AIM:
Scan the lines below for the string "Exam" and copy every one that has it.

>> START DATASET RECORDS

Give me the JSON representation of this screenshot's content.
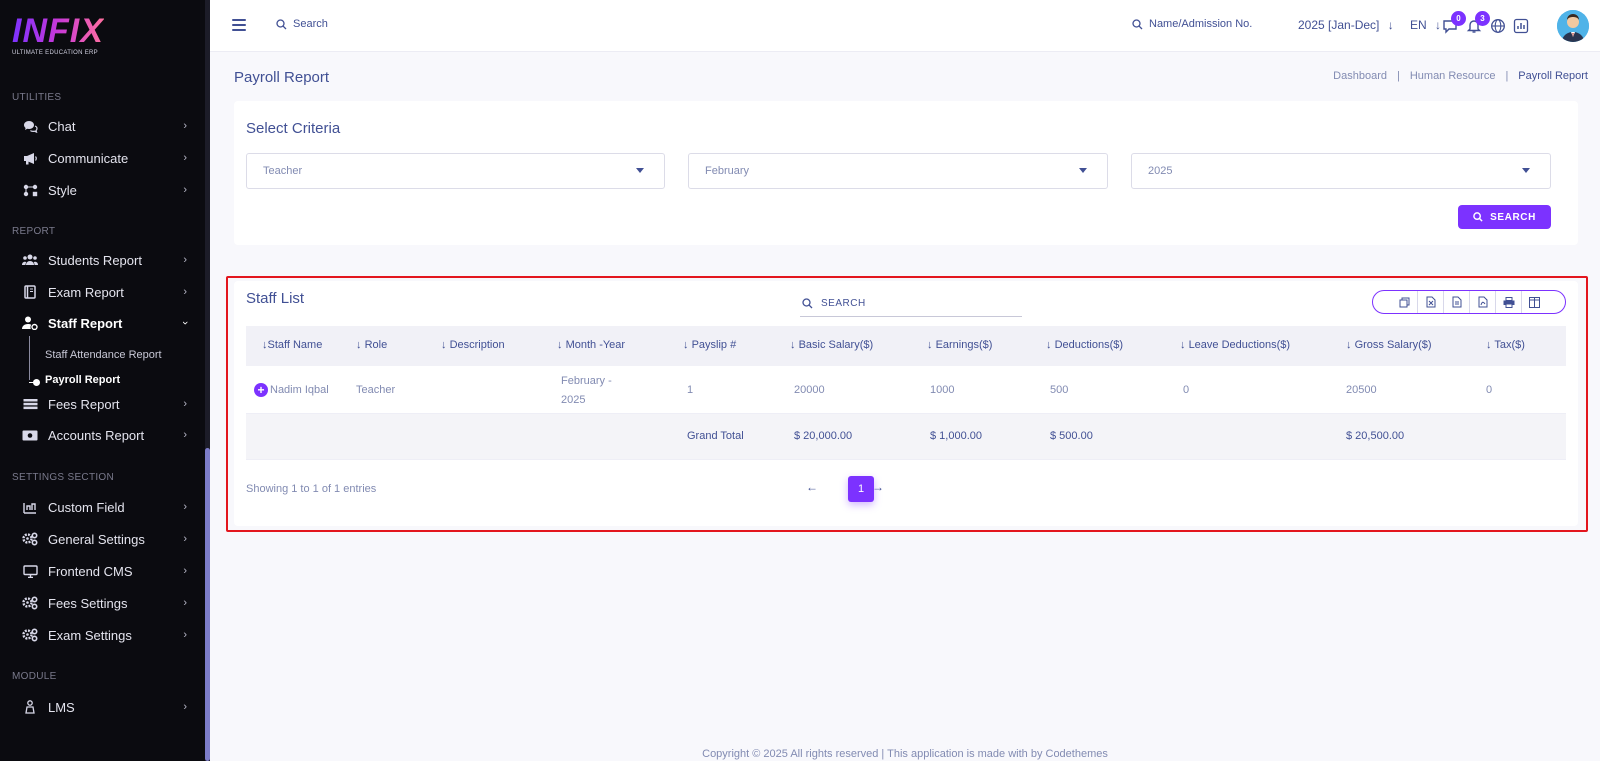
{
  "brand": {
    "logo": "INFIX",
    "tagline": "ULTIMATE EDUCATION ERP"
  },
  "sidebar": {
    "sections": {
      "utilities": "UTILITIES",
      "report": "REPORT",
      "settings": "SETTINGS SECTION",
      "module": "MODULE"
    },
    "utilities": [
      {
        "label": "Chat",
        "icon": "chat-icon"
      },
      {
        "label": "Communicate",
        "icon": "megaphone-icon"
      },
      {
        "label": "Style",
        "icon": "style-icon"
      }
    ],
    "report": [
      {
        "label": "Students Report",
        "icon": "users-icon"
      },
      {
        "label": "Exam Report",
        "icon": "book-icon"
      },
      {
        "label": "Staff Report",
        "icon": "user-gear-icon"
      },
      {
        "label": "Fees Report",
        "icon": "money-icon"
      },
      {
        "label": "Accounts Report",
        "icon": "accounts-icon"
      }
    ],
    "staff_sub": [
      {
        "label": "Staff Attendance Report"
      },
      {
        "label": "Payroll Report"
      }
    ],
    "settings": [
      {
        "label": "Custom Field",
        "icon": "field-icon"
      },
      {
        "label": "General Settings",
        "icon": "gears-icon"
      },
      {
        "label": "Frontend CMS",
        "icon": "monitor-icon"
      },
      {
        "label": "Fees Settings",
        "icon": "gears-icon"
      },
      {
        "label": "Exam Settings",
        "icon": "gears-icon"
      }
    ],
    "module": [
      {
        "label": "LMS",
        "icon": "lms-icon"
      }
    ]
  },
  "header": {
    "search_label": "Search",
    "name_search_label": "Name/Admission No.",
    "year": "2025 [Jan-Dec]",
    "language": "EN",
    "messages_count": "0",
    "notifications_count": "3"
  },
  "page": {
    "title": "Payroll Report",
    "breadcrumb": [
      "Dashboard",
      "Human Resource",
      "Payroll Report"
    ]
  },
  "criteria": {
    "title": "Select Criteria",
    "role": "Teacher",
    "month": "February",
    "year": "2025",
    "search_button": "SEARCH"
  },
  "staff_list": {
    "title": "Staff List",
    "search_placeholder": "SEARCH",
    "columns": [
      "Staff Name",
      "Role",
      "Description",
      "Month -Year",
      "Payslip #",
      "Basic Salary($)",
      "Earnings($)",
      "Deductions($)",
      "Leave Deductions($)",
      "Gross Salary($)",
      "Tax($)"
    ],
    "rows": [
      {
        "staff_name": "Nadim Iqbal",
        "role": "Teacher",
        "description": "",
        "month_line1": "February -",
        "month_line2": "2025",
        "payslip": "1",
        "basic_salary": "20000",
        "earnings": "1000",
        "deductions": "500",
        "leave_deductions": "0",
        "gross_salary": "20500",
        "tax": "0"
      }
    ],
    "totals": {
      "label": "Grand Total",
      "basic_salary": "$ 20,000.00",
      "earnings": "$ 1,000.00",
      "deductions": "$ 500.00",
      "gross_salary": "$ 20,500.00"
    },
    "showing": "Showing 1 to 1 of 1 entries",
    "current_page": "1"
  },
  "footer": "Copyright © 2025 All rights reserved | This application is made with by Codethemes",
  "colors": {
    "accent": "#7c32ff",
    "text": "#415094",
    "muted": "#828bb2",
    "sidebar_bg": "#0b0b10",
    "highlight": "#e3161e"
  }
}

>> END DATASET RECORDS

WRITTEN SOLUTION:
        "label": "Exam Report",
        "label": "Exam Settings",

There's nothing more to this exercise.